• [Set task]:
All records are to be retyped faithfully and completely.

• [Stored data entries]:
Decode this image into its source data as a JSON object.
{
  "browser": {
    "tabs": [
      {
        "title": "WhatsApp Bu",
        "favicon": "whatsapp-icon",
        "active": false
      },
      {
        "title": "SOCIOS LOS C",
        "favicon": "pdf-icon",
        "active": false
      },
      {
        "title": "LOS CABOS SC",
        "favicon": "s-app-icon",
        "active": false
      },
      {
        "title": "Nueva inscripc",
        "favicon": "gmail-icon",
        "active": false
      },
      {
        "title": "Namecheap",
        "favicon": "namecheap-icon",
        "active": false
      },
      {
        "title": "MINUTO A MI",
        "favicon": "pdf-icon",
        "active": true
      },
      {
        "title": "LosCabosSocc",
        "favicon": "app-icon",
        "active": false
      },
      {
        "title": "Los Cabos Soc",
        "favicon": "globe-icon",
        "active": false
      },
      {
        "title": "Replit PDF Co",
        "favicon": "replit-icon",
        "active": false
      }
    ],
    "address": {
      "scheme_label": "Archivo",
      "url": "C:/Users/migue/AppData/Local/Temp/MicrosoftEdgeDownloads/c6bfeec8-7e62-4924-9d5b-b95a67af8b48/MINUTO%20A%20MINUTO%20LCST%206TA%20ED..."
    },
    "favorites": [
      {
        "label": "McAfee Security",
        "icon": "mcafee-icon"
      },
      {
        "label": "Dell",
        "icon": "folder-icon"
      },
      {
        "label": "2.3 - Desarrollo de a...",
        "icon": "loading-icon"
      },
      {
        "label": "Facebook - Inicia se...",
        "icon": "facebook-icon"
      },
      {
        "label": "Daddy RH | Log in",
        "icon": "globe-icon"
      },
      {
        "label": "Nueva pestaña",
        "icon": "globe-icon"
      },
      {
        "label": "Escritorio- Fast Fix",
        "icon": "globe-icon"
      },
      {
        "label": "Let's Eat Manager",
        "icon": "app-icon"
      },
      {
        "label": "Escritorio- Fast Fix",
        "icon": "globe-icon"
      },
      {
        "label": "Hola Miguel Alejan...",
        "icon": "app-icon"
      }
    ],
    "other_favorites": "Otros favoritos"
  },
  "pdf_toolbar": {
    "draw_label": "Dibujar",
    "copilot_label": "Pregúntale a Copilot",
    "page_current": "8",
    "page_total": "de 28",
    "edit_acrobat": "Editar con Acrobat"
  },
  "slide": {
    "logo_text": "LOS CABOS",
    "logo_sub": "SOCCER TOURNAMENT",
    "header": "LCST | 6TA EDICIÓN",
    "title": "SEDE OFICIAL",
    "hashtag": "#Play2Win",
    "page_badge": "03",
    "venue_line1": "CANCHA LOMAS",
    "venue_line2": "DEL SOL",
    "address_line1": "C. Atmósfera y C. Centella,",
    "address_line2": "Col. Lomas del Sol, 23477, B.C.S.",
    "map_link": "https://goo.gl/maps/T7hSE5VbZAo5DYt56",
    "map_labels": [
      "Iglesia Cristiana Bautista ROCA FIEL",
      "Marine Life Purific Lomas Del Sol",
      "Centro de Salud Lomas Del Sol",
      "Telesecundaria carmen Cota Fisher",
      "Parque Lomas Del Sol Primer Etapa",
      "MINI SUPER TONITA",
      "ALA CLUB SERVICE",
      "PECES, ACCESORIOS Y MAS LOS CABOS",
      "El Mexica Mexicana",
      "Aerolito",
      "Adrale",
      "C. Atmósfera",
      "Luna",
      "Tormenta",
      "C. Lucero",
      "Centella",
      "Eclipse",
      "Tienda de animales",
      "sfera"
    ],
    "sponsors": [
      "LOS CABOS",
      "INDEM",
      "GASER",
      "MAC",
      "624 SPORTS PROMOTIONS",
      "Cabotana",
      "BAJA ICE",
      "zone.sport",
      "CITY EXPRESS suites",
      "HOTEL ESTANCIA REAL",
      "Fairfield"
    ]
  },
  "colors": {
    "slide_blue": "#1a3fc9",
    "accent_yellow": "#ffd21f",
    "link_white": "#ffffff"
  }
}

• [Output]:
Decode this image into its source data as a JSON object.
{
  "browser": {
    "tabs": [
      {
        "title": "WhatsApp Bu",
        "favicon": "whatsapp-icon",
        "active": false
      },
      {
        "title": "SOCIOS LOS C",
        "favicon": "pdf-icon",
        "active": false
      },
      {
        "title": "LOS CABOS SC",
        "favicon": "s-app-icon",
        "active": false
      },
      {
        "title": "Nueva inscripc",
        "favicon": "gmail-icon",
        "active": false
      },
      {
        "title": "Namecheap",
        "favicon": "namecheap-icon",
        "active": false
      },
      {
        "title": "MINUTO A MI",
        "favicon": "pdf-icon",
        "active": true
      },
      {
        "title": "LosCabosSocc",
        "favicon": "app-icon",
        "active": false
      },
      {
        "title": "Los Cabos Soc",
        "favicon": "globe-icon",
        "active": false
      },
      {
        "title": "Replit PDF Co",
        "favicon": "replit-icon",
        "active": false
      }
    ],
    "address": {
      "scheme_label": "Archivo",
      "url": "C:/Users/migue/AppData/Local/Temp/MicrosoftEdgeDownloads/c6bfeec8-7e62-4924-9d5b-b95a67af8b48/MINUTO%20A%20MINUTO%20LCST%206TA%20ED..."
    },
    "favorites": [
      {
        "label": "McAfee Security",
        "icon": "mcafee-icon"
      },
      {
        "label": "Dell",
        "icon": "folder-icon"
      },
      {
        "label": "2.3 - Desarrollo de a...",
        "icon": "loading-icon"
      },
      {
        "label": "Facebook - Inicia se...",
        "icon": "facebook-icon"
      },
      {
        "label": "Daddy RH | Log in",
        "icon": "globe-icon"
      },
      {
        "label": "Nueva pestaña",
        "icon": "globe-icon"
      },
      {
        "label": "Escritorio- Fast Fix",
        "icon": "globe-icon"
      },
      {
        "label": "Let's Eat Manager",
        "icon": "app-icon"
      },
      {
        "label": "Escritorio- Fast Fix",
        "icon": "globe-icon"
      },
      {
        "label": "Hola Miguel Alejan...",
        "icon": "app-icon"
      }
    ],
    "other_favorites": "Otros favoritos"
  },
  "pdf_toolbar": {
    "draw_label": "Dibujar",
    "copilot_label": "Pregúntale a Copilot",
    "page_current": "8",
    "page_total": "de 28",
    "edit_acrobat": "Editar con Acrobat"
  },
  "slide": {
    "logo_text": "LOS CABOS",
    "logo_sub": "SOCCER TOURNAMENT",
    "header": "LCST | 6TA EDICIÓN",
    "title": "SEDE OFICIAL",
    "hashtag": "#Play2Win",
    "page_badge": "03",
    "venue_line1": "CANCHA LOMAS",
    "venue_line2": "DEL SOL",
    "address_line1": "C. Atmósfera y C. Centella,",
    "address_line2": "Col. Lomas del Sol, 23477, B.C.S.",
    "map_link": "https://goo.gl/maps/T7hSE5VbZAo5DYt56",
    "map_labels": [
      "Iglesia Cristiana Bautista ROCA FIEL",
      "Marine Life Purific Lomas Del Sol",
      "Centro de Salud Lomas Del Sol",
      "Telesecundaria carmen Cota Fisher",
      "Parque Lomas Del Sol Primer Etapa",
      "MINI SUPER TONITA",
      "ALA CLUB SERVICE",
      "PECES, ACCESORIOS Y MAS LOS CABOS",
      "El Mexica Mexicana",
      "Aerolito",
      "Adrale",
      "C. Atmósfera",
      "Luna",
      "Tormenta",
      "C. Lucero",
      "Centella",
      "Eclipse",
      "Tienda de animales",
      "sfera"
    ],
    "sponsors": [
      "LOS CABOS",
      "INDEM",
      "GASER",
      "MAC",
      "624 SPORTS PROMOTIONS",
      "Cabotana",
      "BAJA ICE",
      "zone.sport",
      "CITY EXPRESS suites",
      "HOTEL ESTANCIA REAL",
      "Fairfield"
    ]
  },
  "colors": {
    "slide_blue": "#1a3fc9",
    "accent_yellow": "#ffd21f",
    "link_white": "#ffffff"
  }
}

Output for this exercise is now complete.